» WHAT YOU WILL DO: Below are records to repeat exactly. Omit the pictures from the copy.

» RECORD EXCERPTS:
**********

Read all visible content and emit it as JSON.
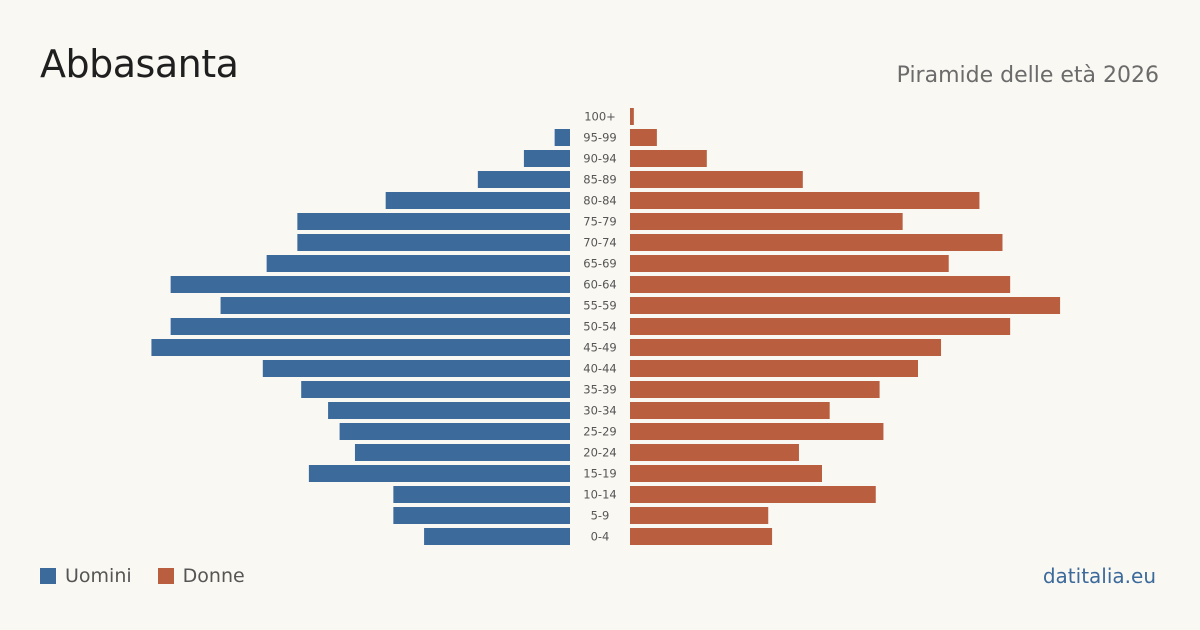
{
  "header": {
    "title": "Abbasanta",
    "subtitle": "Piramide delle età 2026"
  },
  "legend": {
    "men_label": "Uomini",
    "women_label": "Donne"
  },
  "brand": {
    "text": "datitalia.eu"
  },
  "colors": {
    "men": "#3b6a9b",
    "women": "#b95e3f",
    "brand": "#3b6a9b",
    "label": "#555555",
    "background": "#faf8f3"
  },
  "chart_data": {
    "type": "bar",
    "orientation": "horizontal",
    "layout": "population-pyramid",
    "categories": [
      "100+",
      "95-99",
      "90-94",
      "85-89",
      "80-84",
      "75-79",
      "70-74",
      "65-69",
      "60-64",
      "55-59",
      "50-54",
      "45-49",
      "40-44",
      "35-39",
      "30-34",
      "25-29",
      "20-24",
      "15-19",
      "10-14",
      "5-9",
      "0-4"
    ],
    "series": [
      {
        "name": "Uomini",
        "side": "left",
        "values": [
          0,
          4,
          12,
          24,
          48,
          71,
          71,
          79,
          104,
          91,
          104,
          109,
          80,
          70,
          63,
          60,
          56,
          68,
          46,
          46,
          38
        ]
      },
      {
        "name": "Donne",
        "side": "right",
        "values": [
          1,
          7,
          20,
          45,
          91,
          71,
          97,
          83,
          99,
          112,
          99,
          81,
          75,
          65,
          52,
          66,
          44,
          50,
          64,
          36,
          37
        ]
      }
    ],
    "grid": false,
    "legend_position": "bottom-left"
  }
}
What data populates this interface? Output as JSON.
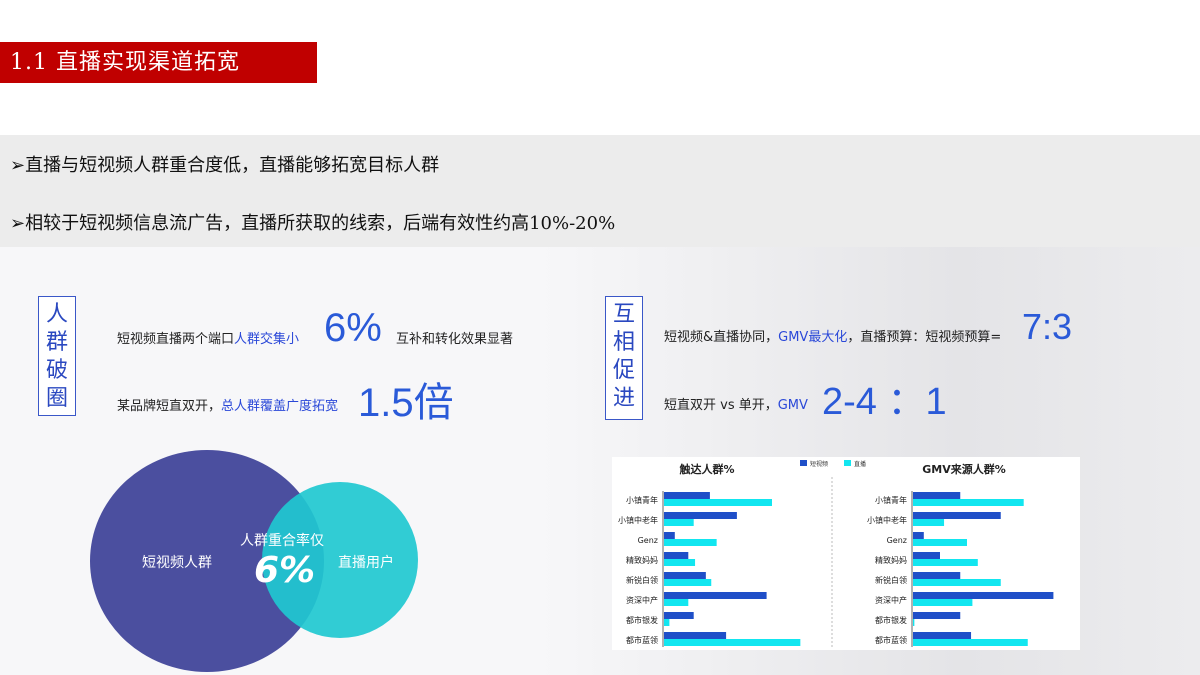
{
  "title": "1.1 直播实现渠道拓宽",
  "bullets": [
    "➢直播与短视频人群重合度低，直播能够拓宽目标人群",
    "➢相较于短视频信息流广告，直播所获取的线索，后端有效性约高10%-20%"
  ],
  "left": {
    "label": "人群破圈",
    "line1_a": "短视频直播两个端口",
    "line1_b": "人群交集小",
    "line1_big": "6%",
    "line1_c": "互补和转化效果显著",
    "line2_a": "某品牌短直双开，",
    "line2_b": "总人群覆盖广度拓宽",
    "line2_big": "1.5倍"
  },
  "right": {
    "label": "互相促进",
    "line1_a": "短视频&直播协同，",
    "line1_b": "GMV最大化",
    "line1_c": "，直播预算：短视频预算=",
    "line1_big": "7:3",
    "line2_a": "短直双开 vs 单开，",
    "line2_b": "GMV",
    "line2_big": "2-4 ：1"
  },
  "venn": {
    "left": "短视频人群",
    "right": "直播用户",
    "overlap_label": "人群重合率仅",
    "overlap_value": "6%",
    "colors": {
      "left": "#4b4f9f",
      "right": "#20c8d0"
    }
  },
  "chart_data": [
    {
      "type": "bar",
      "orientation": "horizontal",
      "title": "触达人群%",
      "categories": [
        "小镇青年",
        "小镇中老年",
        "Genz",
        "精致妈妈",
        "新锐白领",
        "资深中产",
        "都市银发",
        "都市蓝领"
      ],
      "series": [
        {
          "name": "短视频",
          "color": "#1f4fc8",
          "values": [
            34,
            54,
            8,
            18,
            31,
            76,
            22,
            46
          ]
        },
        {
          "name": "直播",
          "color": "#12e6f0",
          "values": [
            80,
            22,
            39,
            23,
            35,
            18,
            4,
            101
          ]
        }
      ],
      "legend": "top"
    },
    {
      "type": "bar",
      "orientation": "horizontal",
      "title": "GMV来源人群%",
      "categories": [
        "小镇青年",
        "小镇中老年",
        "Genz",
        "精致妈妈",
        "新锐白领",
        "资深中产",
        "都市银发",
        "都市蓝领"
      ],
      "series": [
        {
          "name": "短视频",
          "color": "#1f4fc8",
          "values": [
            35,
            65,
            8,
            20,
            35,
            104,
            35,
            43
          ]
        },
        {
          "name": "直播",
          "color": "#12e6f0",
          "values": [
            82,
            23,
            40,
            48,
            65,
            44,
            1,
            85
          ]
        }
      ]
    }
  ]
}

**********

» IN RESPONSE:
Read all visible content and emit it as JSON.
{
  "header": {
    "title": "Abbasanta",
    "subtitle": "Piramide delle età 2026"
  },
  "legend": {
    "men_label": "Uomini",
    "women_label": "Donne"
  },
  "brand": {
    "text": "datitalia.eu"
  },
  "colors": {
    "men": "#3b6a9b",
    "women": "#b95e3f",
    "brand": "#3b6a9b",
    "label": "#555555",
    "background": "#faf8f3"
  },
  "chart_data": {
    "type": "bar",
    "orientation": "horizontal",
    "layout": "population-pyramid",
    "categories": [
      "100+",
      "95-99",
      "90-94",
      "85-89",
      "80-84",
      "75-79",
      "70-74",
      "65-69",
      "60-64",
      "55-59",
      "50-54",
      "45-49",
      "40-44",
      "35-39",
      "30-34",
      "25-29",
      "20-24",
      "15-19",
      "10-14",
      "5-9",
      "0-4"
    ],
    "series": [
      {
        "name": "Uomini",
        "side": "left",
        "values": [
          0,
          4,
          12,
          24,
          48,
          71,
          71,
          79,
          104,
          91,
          104,
          109,
          80,
          70,
          63,
          60,
          56,
          68,
          46,
          46,
          38
        ]
      },
      {
        "name": "Donne",
        "side": "right",
        "values": [
          1,
          7,
          20,
          45,
          91,
          71,
          97,
          83,
          99,
          112,
          99,
          81,
          75,
          65,
          52,
          66,
          44,
          50,
          64,
          36,
          37
        ]
      }
    ],
    "grid": false,
    "legend_position": "bottom-left"
  }
}
What data populates this interface? Output as JSON.
{
  "title": "1.1 直播实现渠道拓宽",
  "bullets": [
    "➢直播与短视频人群重合度低，直播能够拓宽目标人群",
    "➢相较于短视频信息流广告，直播所获取的线索，后端有效性约高10%-20%"
  ],
  "left": {
    "label": "人群破圈",
    "line1_a": "短视频直播两个端口",
    "line1_b": "人群交集小",
    "line1_big": "6%",
    "line1_c": "互补和转化效果显著",
    "line2_a": "某品牌短直双开，",
    "line2_b": "总人群覆盖广度拓宽",
    "line2_big": "1.5倍"
  },
  "right": {
    "label": "互相促进",
    "line1_a": "短视频&直播协同，",
    "line1_b": "GMV最大化",
    "line1_c": "，直播预算：短视频预算=",
    "line1_big": "7:3",
    "line2_a": "短直双开 vs 单开，",
    "line2_b": "GMV",
    "line2_big": "2-4 ：1"
  },
  "venn": {
    "left": "短视频人群",
    "right": "直播用户",
    "overlap_label": "人群重合率仅",
    "overlap_value": "6%",
    "colors": {
      "left": "#4b4f9f",
      "right": "#20c8d0"
    }
  },
  "chart_data": [
    {
      "type": "bar",
      "orientation": "horizontal",
      "title": "触达人群%",
      "categories": [
        "小镇青年",
        "小镇中老年",
        "Genz",
        "精致妈妈",
        "新锐白领",
        "资深中产",
        "都市银发",
        "都市蓝领"
      ],
      "series": [
        {
          "name": "短视频",
          "color": "#1f4fc8",
          "values": [
            34,
            54,
            8,
            18,
            31,
            76,
            22,
            46
          ]
        },
        {
          "name": "直播",
          "color": "#12e6f0",
          "values": [
            80,
            22,
            39,
            23,
            35,
            18,
            4,
            101
          ]
        }
      ],
      "legend": "top"
    },
    {
      "type": "bar",
      "orientation": "horizontal",
      "title": "GMV来源人群%",
      "categories": [
        "小镇青年",
        "小镇中老年",
        "Genz",
        "精致妈妈",
        "新锐白领",
        "资深中产",
        "都市银发",
        "都市蓝领"
      ],
      "series": [
        {
          "name": "短视频",
          "color": "#1f4fc8",
          "values": [
            35,
            65,
            8,
            20,
            35,
            104,
            35,
            43
          ]
        },
        {
          "name": "直播",
          "color": "#12e6f0",
          "values": [
            82,
            23,
            40,
            48,
            65,
            44,
            1,
            85
          ]
        }
      ]
    }
  ]
}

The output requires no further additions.